◆ **Supplied material**:

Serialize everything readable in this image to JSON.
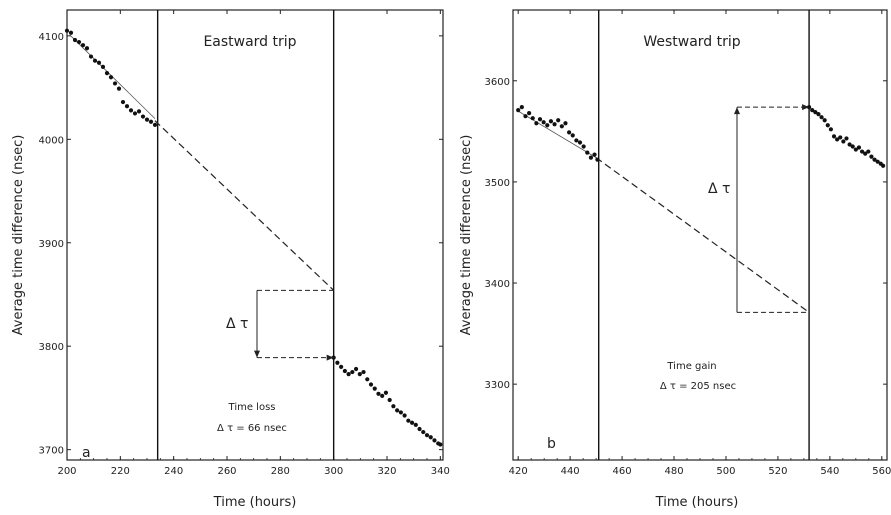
{
  "chart_data": [
    {
      "type": "scatter",
      "panel_label": "a",
      "title": "Eastward trip",
      "xlabel": "Time (hours)",
      "ylabel": "Average time difference (nsec)",
      "xlim": [
        200,
        341
      ],
      "ylim": [
        3690,
        4125
      ],
      "xticks": [
        200,
        220,
        240,
        260,
        280,
        300,
        320,
        340
      ],
      "yticks": [
        3700,
        3800,
        3900,
        4000,
        4100
      ],
      "trip_lines": [
        234,
        300
      ],
      "series": [
        {
          "name": "",
          "x": [
            200,
            201.5,
            203,
            204.5,
            206,
            207.5,
            209,
            210.5,
            212,
            213.5,
            215,
            216.5,
            218,
            219.5,
            221,
            222.5,
            224,
            225.5,
            227,
            228.5,
            230,
            231.5,
            233
          ],
          "y": [
            4105,
            4103,
            4096,
            4094,
            4091,
            4088,
            4080,
            4076,
            4074,
            4070,
            4064,
            4060,
            4054,
            4049,
            4036,
            4032,
            4028,
            4025,
            4027,
            4022,
            4019,
            4017,
            4014
          ]
        },
        {
          "name": "",
          "x": [
            300,
            301.4,
            302.8,
            304.2,
            305.6,
            307,
            308.4,
            309.8,
            311.2,
            312.6,
            314,
            315.4,
            316.8,
            318.2,
            319.6,
            321,
            322.4,
            323.8,
            325.2,
            326.6,
            328,
            329.4,
            330.8,
            332.2,
            333.6,
            335,
            336.4,
            337.8,
            339.2,
            340
          ],
          "y": [
            3789,
            3784,
            3780,
            3776,
            3773,
            3775,
            3778,
            3773,
            3775,
            3768,
            3763,
            3759,
            3754,
            3752,
            3755,
            3748,
            3742,
            3738,
            3736,
            3733,
            3728,
            3726,
            3724,
            3720,
            3717,
            3714,
            3712,
            3709,
            3706,
            3705
          ]
        }
      ],
      "trend_fit": [
        {
          "x": 201,
          "y": 4101
        },
        {
          "x": 233,
          "y": 4020
        }
      ],
      "extrapolation": [
        {
          "x": 233,
          "y": 4018
        },
        {
          "x": 300,
          "y": 3854
        }
      ],
      "delta_labels": {
        "delta": "Δ τ",
        "result_line1": "Time loss",
        "result_line2": "Δ τ = 66 nsec"
      }
    },
    {
      "type": "scatter",
      "panel_label": "b",
      "title": "Westward trip",
      "xlabel": "Time (hours)",
      "ylabel": "Average time difference (nsec)",
      "xlim": [
        418,
        562
      ],
      "ylim": [
        3225,
        3670
      ],
      "xticks": [
        420,
        440,
        460,
        480,
        500,
        520,
        540,
        560
      ],
      "yticks": [
        3300,
        3400,
        3500,
        3600
      ],
      "trip_lines": [
        451,
        532
      ],
      "series": [
        {
          "name": "",
          "x": [
            420,
            421.4,
            422.8,
            424.2,
            425.6,
            427,
            428.4,
            429.8,
            431.2,
            432.6,
            434,
            435.4,
            436.8,
            438.2,
            439.6,
            441,
            442.4,
            443.8,
            445.2,
            446.6,
            448,
            449.4,
            450.5
          ],
          "y": [
            3571,
            3574,
            3565,
            3568,
            3563,
            3558,
            3562,
            3559,
            3556,
            3560,
            3557,
            3561,
            3555,
            3558,
            3549,
            3546,
            3541,
            3539,
            3535,
            3529,
            3524,
            3527,
            3522
          ]
        },
        {
          "name": "",
          "x": [
            532,
            533.2,
            534.4,
            535.6,
            536.8,
            538,
            539.2,
            540.4,
            541.6,
            542.8,
            544,
            545.2,
            546.4,
            547.6,
            548.8,
            550,
            551.2,
            552.4,
            553.6,
            554.8,
            556,
            557.2,
            558.4,
            559.6,
            560.5
          ],
          "y": [
            3574,
            3571,
            3569,
            3567,
            3564,
            3561,
            3556,
            3552,
            3545,
            3542,
            3544,
            3540,
            3543,
            3537,
            3535,
            3532,
            3534,
            3530,
            3528,
            3530,
            3525,
            3522,
            3520,
            3518,
            3516
          ]
        }
      ],
      "trend_fit": [
        {
          "x": 420,
          "y": 3570
        },
        {
          "x": 450,
          "y": 3524
        }
      ],
      "extrapolation": [
        {
          "x": 450,
          "y": 3524
        },
        {
          "x": 532,
          "y": 3371
        }
      ],
      "delta_labels": {
        "delta": "Δ τ",
        "result_line1": "Time gain",
        "result_line2": "Δ τ = 205 nsec"
      }
    }
  ]
}
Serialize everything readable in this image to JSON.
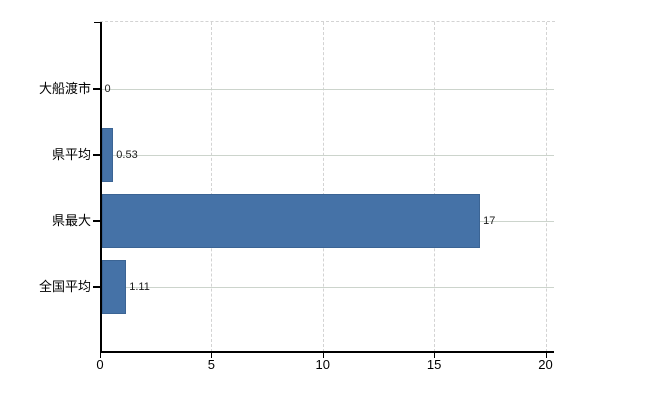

◆ **Exercise aim**:
Transcribe all entries above exactly. Drop the pictures.

◆ **Full output**:
Serialize everything readable in this image to JSON.
{
  "chart_data": [
    {
      "type": "scatter",
      "panel_label": "a",
      "title": "Eastward trip",
      "xlabel": "Time (hours)",
      "ylabel": "Average time difference (nsec)",
      "xlim": [
        200,
        341
      ],
      "ylim": [
        3690,
        4125
      ],
      "xticks": [
        200,
        220,
        240,
        260,
        280,
        300,
        320,
        340
      ],
      "yticks": [
        3700,
        3800,
        3900,
        4000,
        4100
      ],
      "trip_lines": [
        234,
        300
      ],
      "series": [
        {
          "name": "",
          "x": [
            200,
            201.5,
            203,
            204.5,
            206,
            207.5,
            209,
            210.5,
            212,
            213.5,
            215,
            216.5,
            218,
            219.5,
            221,
            222.5,
            224,
            225.5,
            227,
            228.5,
            230,
            231.5,
            233
          ],
          "y": [
            4105,
            4103,
            4096,
            4094,
            4091,
            4088,
            4080,
            4076,
            4074,
            4070,
            4064,
            4060,
            4054,
            4049,
            4036,
            4032,
            4028,
            4025,
            4027,
            4022,
            4019,
            4017,
            4014
          ]
        },
        {
          "name": "",
          "x": [
            300,
            301.4,
            302.8,
            304.2,
            305.6,
            307,
            308.4,
            309.8,
            311.2,
            312.6,
            314,
            315.4,
            316.8,
            318.2,
            319.6,
            321,
            322.4,
            323.8,
            325.2,
            326.6,
            328,
            329.4,
            330.8,
            332.2,
            333.6,
            335,
            336.4,
            337.8,
            339.2,
            340
          ],
          "y": [
            3789,
            3784,
            3780,
            3776,
            3773,
            3775,
            3778,
            3773,
            3775,
            3768,
            3763,
            3759,
            3754,
            3752,
            3755,
            3748,
            3742,
            3738,
            3736,
            3733,
            3728,
            3726,
            3724,
            3720,
            3717,
            3714,
            3712,
            3709,
            3706,
            3705
          ]
        }
      ],
      "trend_fit": [
        {
          "x": 201,
          "y": 4101
        },
        {
          "x": 233,
          "y": 4020
        }
      ],
      "extrapolation": [
        {
          "x": 233,
          "y": 4018
        },
        {
          "x": 300,
          "y": 3854
        }
      ],
      "delta_labels": {
        "delta": "Δ τ",
        "result_line1": "Time loss",
        "result_line2": "Δ τ = 66 nsec"
      }
    },
    {
      "type": "scatter",
      "panel_label": "b",
      "title": "Westward trip",
      "xlabel": "Time (hours)",
      "ylabel": "Average time difference (nsec)",
      "xlim": [
        418,
        562
      ],
      "ylim": [
        3225,
        3670
      ],
      "xticks": [
        420,
        440,
        460,
        480,
        500,
        520,
        540,
        560
      ],
      "yticks": [
        3300,
        3400,
        3500,
        3600
      ],
      "trip_lines": [
        451,
        532
      ],
      "series": [
        {
          "name": "",
          "x": [
            420,
            421.4,
            422.8,
            424.2,
            425.6,
            427,
            428.4,
            429.8,
            431.2,
            432.6,
            434,
            435.4,
            436.8,
            438.2,
            439.6,
            441,
            442.4,
            443.8,
            445.2,
            446.6,
            448,
            449.4,
            450.5
          ],
          "y": [
            3571,
            3574,
            3565,
            3568,
            3563,
            3558,
            3562,
            3559,
            3556,
            3560,
            3557,
            3561,
            3555,
            3558,
            3549,
            3546,
            3541,
            3539,
            3535,
            3529,
            3524,
            3527,
            3522
          ]
        },
        {
          "name": "",
          "x": [
            532,
            533.2,
            534.4,
            535.6,
            536.8,
            538,
            539.2,
            540.4,
            541.6,
            542.8,
            544,
            545.2,
            546.4,
            547.6,
            548.8,
            550,
            551.2,
            552.4,
            553.6,
            554.8,
            556,
            557.2,
            558.4,
            559.6,
            560.5
          ],
          "y": [
            3574,
            3571,
            3569,
            3567,
            3564,
            3561,
            3556,
            3552,
            3545,
            3542,
            3544,
            3540,
            3543,
            3537,
            3535,
            3532,
            3534,
            3530,
            3528,
            3530,
            3525,
            3522,
            3520,
            3518,
            3516
          ]
        }
      ],
      "trend_fit": [
        {
          "x": 420,
          "y": 3570
        },
        {
          "x": 450,
          "y": 3524
        }
      ],
      "extrapolation": [
        {
          "x": 450,
          "y": 3524
        },
        {
          "x": 532,
          "y": 3371
        }
      ],
      "delta_labels": {
        "delta": "Δ τ",
        "result_line1": "Time gain",
        "result_line2": "Δ τ = 205 nsec"
      }
    }
  ]
}
Serialize everything readable in this image to JSON.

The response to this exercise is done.